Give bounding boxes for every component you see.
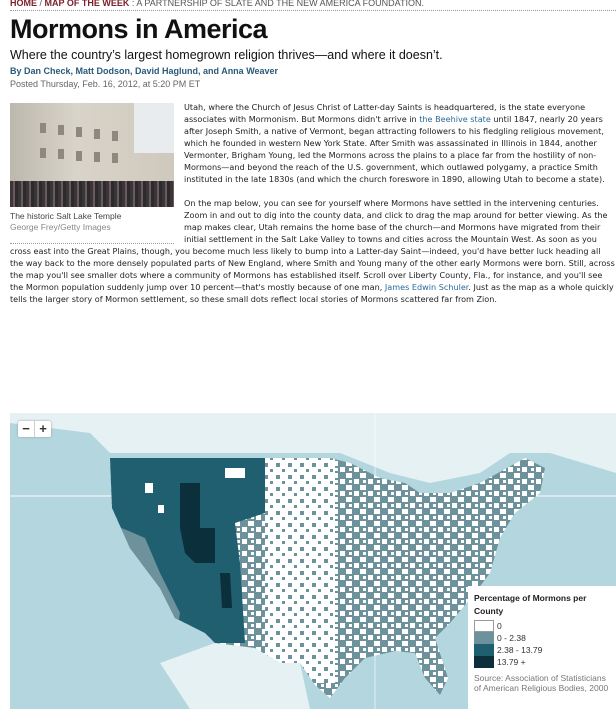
legend-item: 0 - 2.38 xyxy=(474,632,612,644)
zoom-in-button[interactable]: + xyxy=(34,421,51,437)
posted-date: Posted Thursday, Feb. 16, 2012, at 5:20 … xyxy=(10,79,201,89)
legend-item: 2.38 - 13.79 xyxy=(474,644,612,656)
beehive-state-link[interactable]: the Beehive state xyxy=(419,114,491,124)
james-schuler-link[interactable]: James Edwin Schuler xyxy=(384,282,469,292)
byline[interactable]: By Dan Check, Matt Dodson, David Haglund… xyxy=(10,66,279,76)
breadcrumb: HOME / MAP OF THE WEEK : A PARTNERSHIP O… xyxy=(10,0,616,11)
mormon-map[interactable]: − + Percentage of Mormons per County 0 0… xyxy=(10,413,616,709)
breadcrumb-suffix: : A PARTNERSHIP OF SLATE AND THE NEW AME… xyxy=(131,0,424,8)
salt-lake-temple-photo xyxy=(10,103,174,207)
article-body: Utah, where the Church of Jesus Christ o… xyxy=(10,101,616,317)
photo-credit: George Frey/Getty Images xyxy=(10,222,111,232)
paragraph-1: Utah, where the Church of Jesus Christ o… xyxy=(184,102,605,184)
breadcrumb-home[interactable]: HOME xyxy=(10,0,37,8)
paragraph-2: On the map below, you can see for yourse… xyxy=(10,198,615,304)
map-legend: Percentage of Mormons per County 0 0 - 2… xyxy=(468,586,616,709)
zoom-controls: − + xyxy=(18,421,51,437)
zoom-out-button[interactable]: − xyxy=(22,421,30,436)
legend-item: 13.79 + xyxy=(474,656,612,668)
breadcrumb-section[interactable]: MAP OF THE WEEK xyxy=(44,0,130,8)
legend-item: 0 xyxy=(474,620,612,632)
breadcrumb-separator: / xyxy=(39,0,43,8)
legend-source: Source: Association of Statisticians of … xyxy=(474,673,609,693)
photo-caption: The historic Salt Lake Temple George Fre… xyxy=(10,211,174,244)
legend-title: Percentage of Mormons per County xyxy=(474,593,587,616)
page-title: Mormons in America xyxy=(10,14,268,44)
article-dek: Where the country’s largest homegrown re… xyxy=(10,48,443,62)
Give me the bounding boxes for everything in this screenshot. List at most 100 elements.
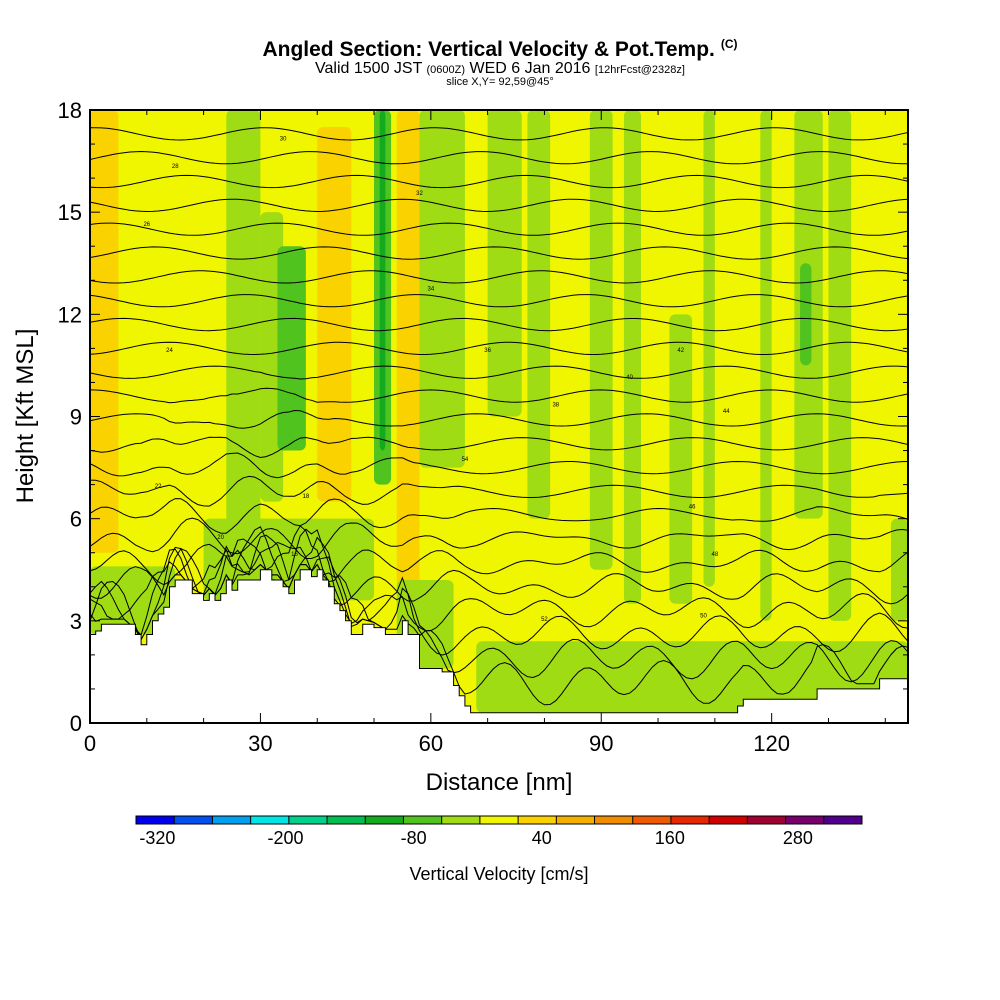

##########

### Given instruction
Pick out every line of the records that contains the string "WEEK" and copy each one.

### Answer to this task
breadcrumb: HOME / MAP OF THE WEEK : A PARTNERSHIP O… xyxy=(10,0,616,11)
breadcrumb-section[interactable]: MAP OF THE WEEK xyxy=(44,0,130,8)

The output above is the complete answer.